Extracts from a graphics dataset
################

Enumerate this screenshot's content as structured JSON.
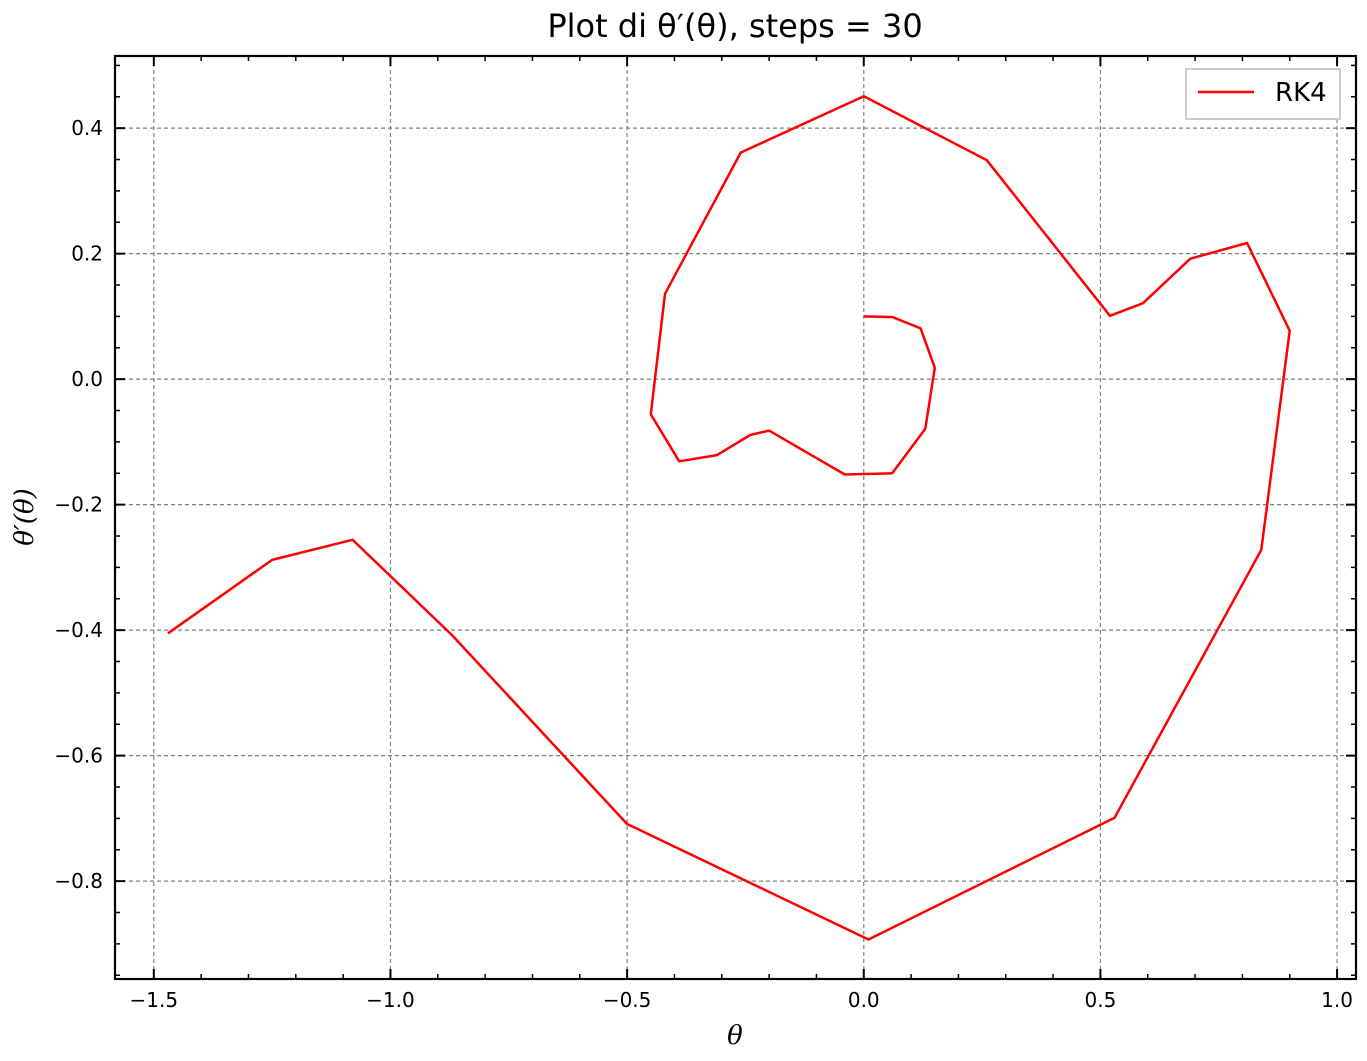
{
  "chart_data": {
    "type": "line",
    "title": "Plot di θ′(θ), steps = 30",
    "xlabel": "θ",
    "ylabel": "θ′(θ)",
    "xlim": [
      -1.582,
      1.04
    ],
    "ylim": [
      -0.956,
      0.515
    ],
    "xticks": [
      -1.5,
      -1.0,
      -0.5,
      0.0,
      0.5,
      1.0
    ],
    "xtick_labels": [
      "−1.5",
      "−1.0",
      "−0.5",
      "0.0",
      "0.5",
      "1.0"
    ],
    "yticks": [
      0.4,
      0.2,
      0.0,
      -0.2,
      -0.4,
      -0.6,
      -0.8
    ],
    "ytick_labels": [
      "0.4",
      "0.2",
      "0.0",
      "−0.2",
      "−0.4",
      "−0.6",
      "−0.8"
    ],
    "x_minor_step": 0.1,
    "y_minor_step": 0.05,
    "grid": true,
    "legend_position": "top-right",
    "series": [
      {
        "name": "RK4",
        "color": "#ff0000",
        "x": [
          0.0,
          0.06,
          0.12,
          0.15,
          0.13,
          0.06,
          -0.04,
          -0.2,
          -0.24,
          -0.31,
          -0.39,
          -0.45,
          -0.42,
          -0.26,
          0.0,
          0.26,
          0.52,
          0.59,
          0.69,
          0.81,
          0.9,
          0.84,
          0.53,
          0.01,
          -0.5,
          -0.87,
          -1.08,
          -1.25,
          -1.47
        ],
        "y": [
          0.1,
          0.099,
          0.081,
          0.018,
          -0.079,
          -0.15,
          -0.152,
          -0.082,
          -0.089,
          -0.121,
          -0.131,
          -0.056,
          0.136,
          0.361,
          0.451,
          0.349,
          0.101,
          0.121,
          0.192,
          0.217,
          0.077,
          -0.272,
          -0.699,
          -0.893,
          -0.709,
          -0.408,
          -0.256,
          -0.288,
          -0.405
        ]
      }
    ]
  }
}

################

> PROBLEM TO WORK ON:
Repeat the material exactly as it reads, without any of its pictures.

> RESULT OF THE TASK:
Enumerate this screenshot's content as structured JSON.
{
  "chart_data": {
    "type": "line",
    "title": "Plot di θ′(θ), steps = 30",
    "xlabel": "θ",
    "ylabel": "θ′(θ)",
    "xlim": [
      -1.582,
      1.04
    ],
    "ylim": [
      -0.956,
      0.515
    ],
    "xticks": [
      -1.5,
      -1.0,
      -0.5,
      0.0,
      0.5,
      1.0
    ],
    "xtick_labels": [
      "−1.5",
      "−1.0",
      "−0.5",
      "0.0",
      "0.5",
      "1.0"
    ],
    "yticks": [
      0.4,
      0.2,
      0.0,
      -0.2,
      -0.4,
      -0.6,
      -0.8
    ],
    "ytick_labels": [
      "0.4",
      "0.2",
      "0.0",
      "−0.2",
      "−0.4",
      "−0.6",
      "−0.8"
    ],
    "x_minor_step": 0.1,
    "y_minor_step": 0.05,
    "grid": true,
    "legend_position": "top-right",
    "series": [
      {
        "name": "RK4",
        "color": "#ff0000",
        "x": [
          0.0,
          0.06,
          0.12,
          0.15,
          0.13,
          0.06,
          -0.04,
          -0.2,
          -0.24,
          -0.31,
          -0.39,
          -0.45,
          -0.42,
          -0.26,
          0.0,
          0.26,
          0.52,
          0.59,
          0.69,
          0.81,
          0.9,
          0.84,
          0.53,
          0.01,
          -0.5,
          -0.87,
          -1.08,
          -1.25,
          -1.47
        ],
        "y": [
          0.1,
          0.099,
          0.081,
          0.018,
          -0.079,
          -0.15,
          -0.152,
          -0.082,
          -0.089,
          -0.121,
          -0.131,
          -0.056,
          0.136,
          0.361,
          0.451,
          0.349,
          0.101,
          0.121,
          0.192,
          0.217,
          0.077,
          -0.272,
          -0.699,
          -0.893,
          -0.709,
          -0.408,
          -0.256,
          -0.288,
          -0.405
        ]
      }
    ]
  }
}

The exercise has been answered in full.